- [Directive] Your job is to retype all of the data word for word, leaving every image out.

- [Dataset entries]
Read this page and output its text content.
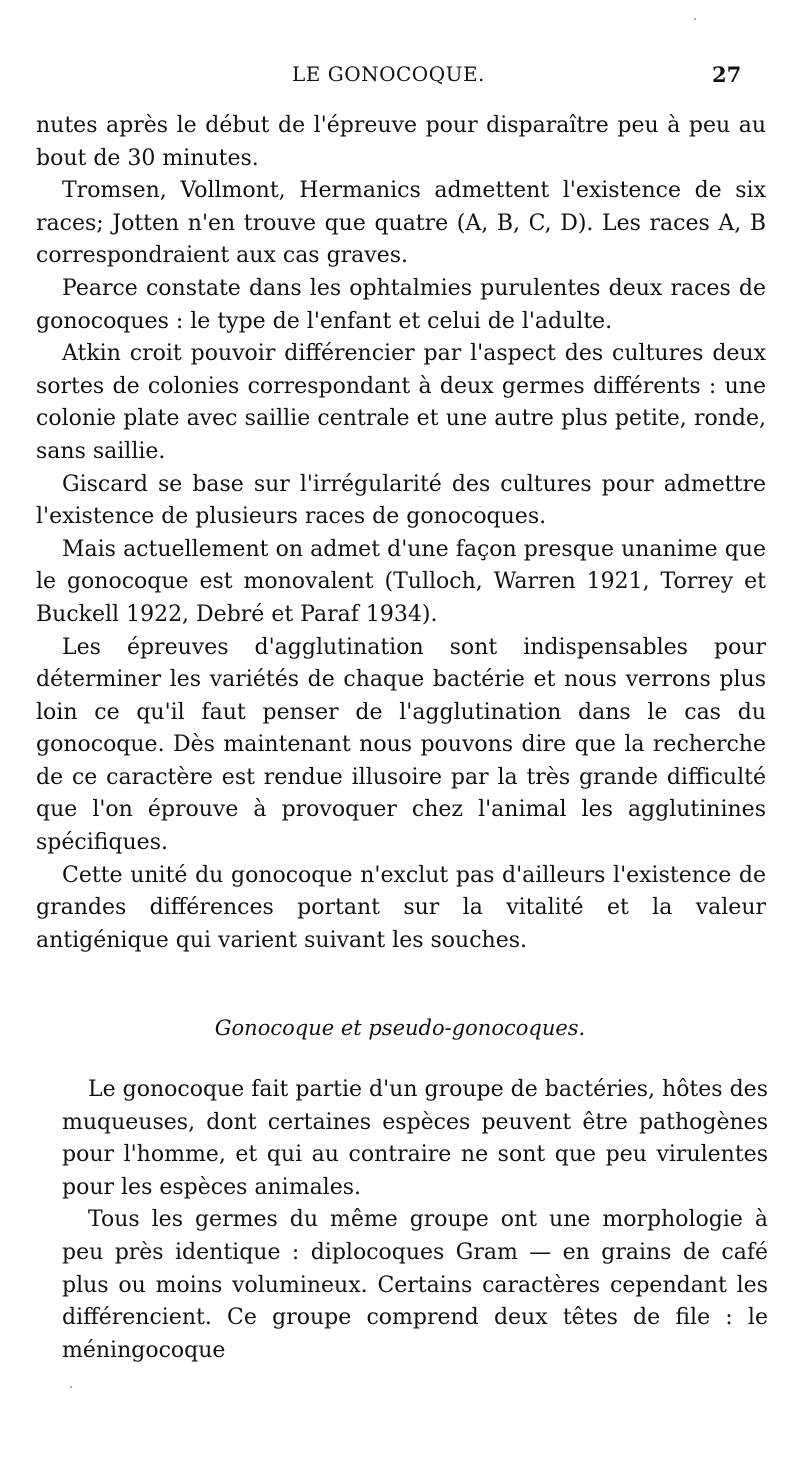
LE GONOCOQUE.	27

nutes après le début de l'épreuve pour disparaître peu à peu au bout de 30 minutes.

Tromsen, Vollmont, Hermanics admettent l'existence de six races; Jotten n'en trouve que quatre (A, B, C, D). Les races A, B correspondraient aux cas graves.

Pearce constate dans les ophtalmies purulentes deux races de gonocoques : le type de l'enfant et celui de l'adulte.

Atkin croit pouvoir différencier par l'aspect des cultures deux sortes de colonies correspondant à deux germes différents : une colonie plate avec saillie centrale et une autre plus petite, ronde, sans saillie.

Giscard se base sur l'irrégularité des cultures pour admettre l'existence de plusieurs races de gonocoques.

Mais actuellement on admet d'une façon presque unanime que le gonocoque est monovalent (Tulloch, Warren 1921, Torrey et Buckell 1922, Debré et Paraf 1934).

Les épreuves d'agglutination sont indispensables pour déterminer les variétés de chaque bactérie et nous verrons plus loin ce qu'il faut penser de l'agglutination dans le cas du gonocoque. Dès maintenant nous pouvons dire que la recherche de ce caractère est rendue illusoire par la très grande difficulté que l'on éprouve à provoquer chez l'animal les agglutinines spécifiques.

Cette unité du gonocoque n'exclut pas d'ailleurs l'existence de grandes différences portant sur la vitalité et la valeur antigénique qui varient suivant les souches.

Gonocoque et pseudo-gonocoques.

Le gonocoque fait partie d'un groupe de bactéries, hôtes des muqueuses, dont certaines espèces peuvent être pathogènes pour l'homme, et qui au contraire ne sont que peu virulentes pour les espèces animales.

Tous les germes du même groupe ont une morphologie à peu près identique : diplocoques Gram — en grains de café plus ou moins volumineux. Certains caractères cependant les différencient. Ce groupe comprend deux têtes de file : le méningocoque
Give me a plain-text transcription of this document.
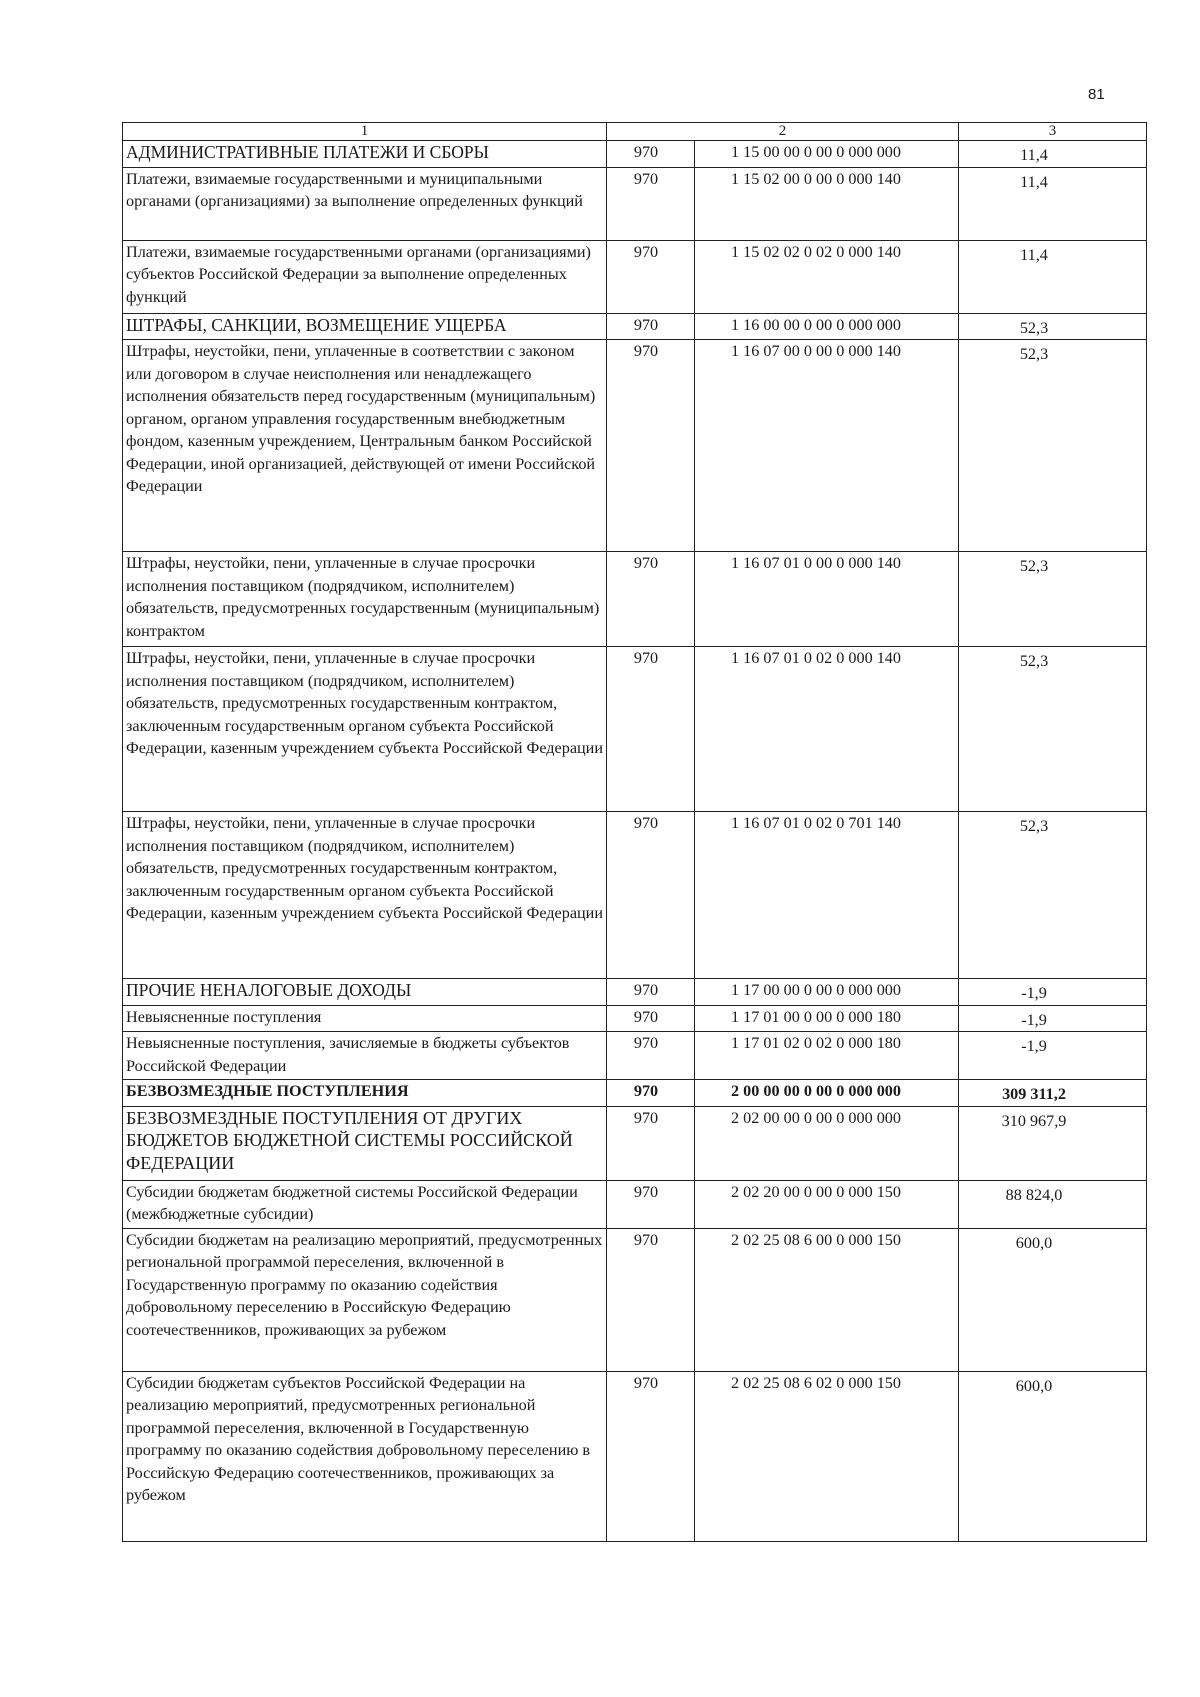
81
1	2		3
АДМИНИСТРАТИВНЫЕ ПЛАТЕЖИ И СБОРЫ	970	1 15 00 00 0 00 0 000 000	11,4
Платежи, взимаемые государственными и муниципальными органами (организациями) за выполнение определенных функций	970	1 15 02 00 0 00 0 000 140	11,4
Платежи, взимаемые государственными органами (организациями) субъектов Российской Федерации за выполнение определенных функций	970	1 15 02 02 0 02 0 000 140	11,4
ШТРАФЫ, САНКЦИИ, ВОЗМЕЩЕНИЕ УЩЕРБА	970	1 16 00 00 0 00 0 000 000	52,3
Штрафы, неустойки, пени, уплаченные в соответствии с законом или договором в случае неисполнения или ненадлежащего исполнения обязательств перед государственным (муниципальным) органом, органом управления государственным внебюджетным фондом, казенным учреждением, Центральным банком Российской Федерации, иной организацией, действующей от имени Российской Федерации	970	1 16 07 00 0 00 0 000 140	52,3
Штрафы, неустойки, пени, уплаченные в случае просрочки исполнения поставщиком (подрядчиком, исполнителем) обязательств, предусмотренных государственным (муниципальным) контрактом	970	1 16 07 01 0 00 0 000 140	52,3
Штрафы, неустойки, пени, уплаченные в случае просрочки исполнения поставщиком (подрядчиком, исполнителем) обязательств, предусмотренных государственным контрактом, заключенным государственным органом субъекта Российской Федерации, казенным учреждением субъекта Российской Федерации	970	1 16 07 01 0 02 0 000 140	52,3
Штрафы, неустойки, пени, уплаченные в случае просрочки исполнения поставщиком (подрядчиком, исполнителем) обязательств, предусмотренных государственным контрактом, заключенным государственным органом субъекта Российской Федерации, казенным учреждением субъекта Российской Федерации	970	1 16 07 01 0 02 0 701 140	52,3
ПРОЧИЕ НЕНАЛОГОВЫЕ ДОХОДЫ	970	1 17 00 00 0 00 0 000 000	-1,9
Невыясненные поступления	970	1 17 01 00 0 00 0 000 180	-1,9
Невыясненные поступления, зачисляемые в бюджеты субъектов Российской Федерации	970	1 17 01 02 0 02 0 000 180	-1,9
БЕЗВОЗМЕЗДНЫЕ ПОСТУПЛЕНИЯ	970	2 00 00 00 0 00 0 000 000	309 311,2
БЕЗВОЗМЕЗДНЫЕ ПОСТУПЛЕНИЯ ОТ ДРУГИХ БЮДЖЕТОВ БЮДЖЕТНОЙ СИСТЕМЫ РОССИЙСКОЙ ФЕДЕРАЦИИ	970	2 02 00 00 0 00 0 000 000	310 967,9
Субсидии бюджетам бюджетной системы Российской Федерации (межбюджетные субсидии)	970	2 02 20 00 0 00 0 000 150	88 824,0
Субсидии бюджетам на реализацию мероприятий, предусмотренных региональной программой переселения, включенной в Государственную программу по оказанию содействия добровольному переселению в Российскую Федерацию соотечественников, проживающих за рубежом	970	2 02 25 08 6 00 0 000 150	600,0
Субсидии бюджетам субъектов Российской Федерации на реализацию мероприятий, предусмотренных региональной программой переселения, включенной в Государственную программу по оказанию содействия добровольному переселению в Российскую Федерацию соотечественников, проживающих за рубежом	970	2 02 25 08 6 02 0 000 150	600,0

- [Result]
Read this page and output its text content.
LE GONOCOQUE.	27

nutes après le début de l'épreuve pour disparaître peu à peu au bout de 30 minutes.

Tromsen, Vollmont, Hermanics admettent l'existence de six races; Jotten n'en trouve que quatre (A, B, C, D). Les races A, B correspondraient aux cas graves.

Pearce constate dans les ophtalmies purulentes deux races de gonocoques : le type de l'enfant et celui de l'adulte.

Atkin croit pouvoir différencier par l'aspect des cultures deux sortes de colonies correspondant à deux germes différents : une colonie plate avec saillie centrale et une autre plus petite, ronde, sans saillie.

Giscard se base sur l'irrégularité des cultures pour admettre l'existence de plusieurs races de gonocoques.

Mais actuellement on admet d'une façon presque unanime que le gonocoque est monovalent (Tulloch, Warren 1921, Torrey et Buckell 1922, Debré et Paraf 1934).

Les épreuves d'agglutination sont indispensables pour déterminer les variétés de chaque bactérie et nous verrons plus loin ce qu'il faut penser de l'agglutination dans le cas du gonocoque. Dès maintenant nous pouvons dire que la recherche de ce caractère est rendue illusoire par la très grande difficulté que l'on éprouve à provoquer chez l'animal les agglutinines spécifiques.

Cette unité du gonocoque n'exclut pas d'ailleurs l'existence de grandes différences portant sur la vitalité et la valeur antigénique qui varient suivant les souches.

Gonocoque et pseudo-gonocoques.

Le gonocoque fait partie d'un groupe de bactéries, hôtes des muqueuses, dont certaines espèces peuvent être pathogènes pour l'homme, et qui au contraire ne sont que peu virulentes pour les espèces animales.

Tous les germes du même groupe ont une morphologie à peu près identique : diplocoques Gram — en grains de café plus ou moins volumineux. Certains caractères cependant les différencient. Ce groupe comprend deux têtes de file : le méningocoque
Give me a plain-text transcription of this document.
81
1	2		3
АДМИНИСТРАТИВНЫЕ ПЛАТЕЖИ И СБОРЫ	970	1 15 00 00 0 00 0 000 000	11,4
Платежи, взимаемые государственными и муниципальными органами (организациями) за выполнение определенных функций	970	1 15 02 00 0 00 0 000 140	11,4
Платежи, взимаемые государственными органами (организациями) субъектов Российской Федерации за выполнение определенных функций	970	1 15 02 02 0 02 0 000 140	11,4
ШТРАФЫ, САНКЦИИ, ВОЗМЕЩЕНИЕ УЩЕРБА	970	1 16 00 00 0 00 0 000 000	52,3
Штрафы, неустойки, пени, уплаченные в соответствии с законом или договором в случае неисполнения или ненадлежащего исполнения обязательств перед государственным (муниципальным) органом, органом управления государственным внебюджетным фондом, казенным учреждением, Центральным банком Российской Федерации, иной организацией, действующей от имени Российской Федерации	970	1 16 07 00 0 00 0 000 140	52,3
Штрафы, неустойки, пени, уплаченные в случае просрочки исполнения поставщиком (подрядчиком, исполнителем) обязательств, предусмотренных государственным (муниципальным) контрактом	970	1 16 07 01 0 00 0 000 140	52,3
Штрафы, неустойки, пени, уплаченные в случае просрочки исполнения поставщиком (подрядчиком, исполнителем) обязательств, предусмотренных государственным контрактом, заключенным государственным органом субъекта Российской Федерации, казенным учреждением субъекта Российской Федерации	970	1 16 07 01 0 02 0 000 140	52,3
Штрафы, неустойки, пени, уплаченные в случае просрочки исполнения поставщиком (подрядчиком, исполнителем) обязательств, предусмотренных государственным контрактом, заключенным государственным органом субъекта Российской Федерации, казенным учреждением субъекта Российской Федерации	970	1 16 07 01 0 02 0 701 140	52,3
ПРОЧИЕ НЕНАЛОГОВЫЕ ДОХОДЫ	970	1 17 00 00 0 00 0 000 000	-1,9
Невыясненные поступления	970	1 17 01 00 0 00 0 000 180	-1,9
Невыясненные поступления, зачисляемые в бюджеты субъектов Российской Федерации	970	1 17 01 02 0 02 0 000 180	-1,9
БЕЗВОЗМЕЗДНЫЕ ПОСТУПЛЕНИЯ	970	2 00 00 00 0 00 0 000 000	309 311,2
БЕЗВОЗМЕЗДНЫЕ ПОСТУПЛЕНИЯ ОТ ДРУГИХ БЮДЖЕТОВ БЮДЖЕТНОЙ СИСТЕМЫ РОССИЙСКОЙ ФЕДЕРАЦИИ	970	2 02 00 00 0 00 0 000 000	310 967,9
Субсидии бюджетам бюджетной системы Российской Федерации (межбюджетные субсидии)	970	2 02 20 00 0 00 0 000 150	88 824,0
Субсидии бюджетам на реализацию мероприятий, предусмотренных региональной программой переселения, включенной в Государственную программу по оказанию содействия добровольному переселению в Российскую Федерацию соотечественников, проживающих за рубежом	970	2 02 25 08 6 00 0 000 150	600,0
Субсидии бюджетам субъектов Российской Федерации на реализацию мероприятий, предусмотренных региональной программой переселения, включенной в Государственную программу по оказанию содействия добровольному переселению в Российскую Федерацию соотечественников, проживающих за рубежом	970	2 02 25 08 6 02 0 000 150	600,0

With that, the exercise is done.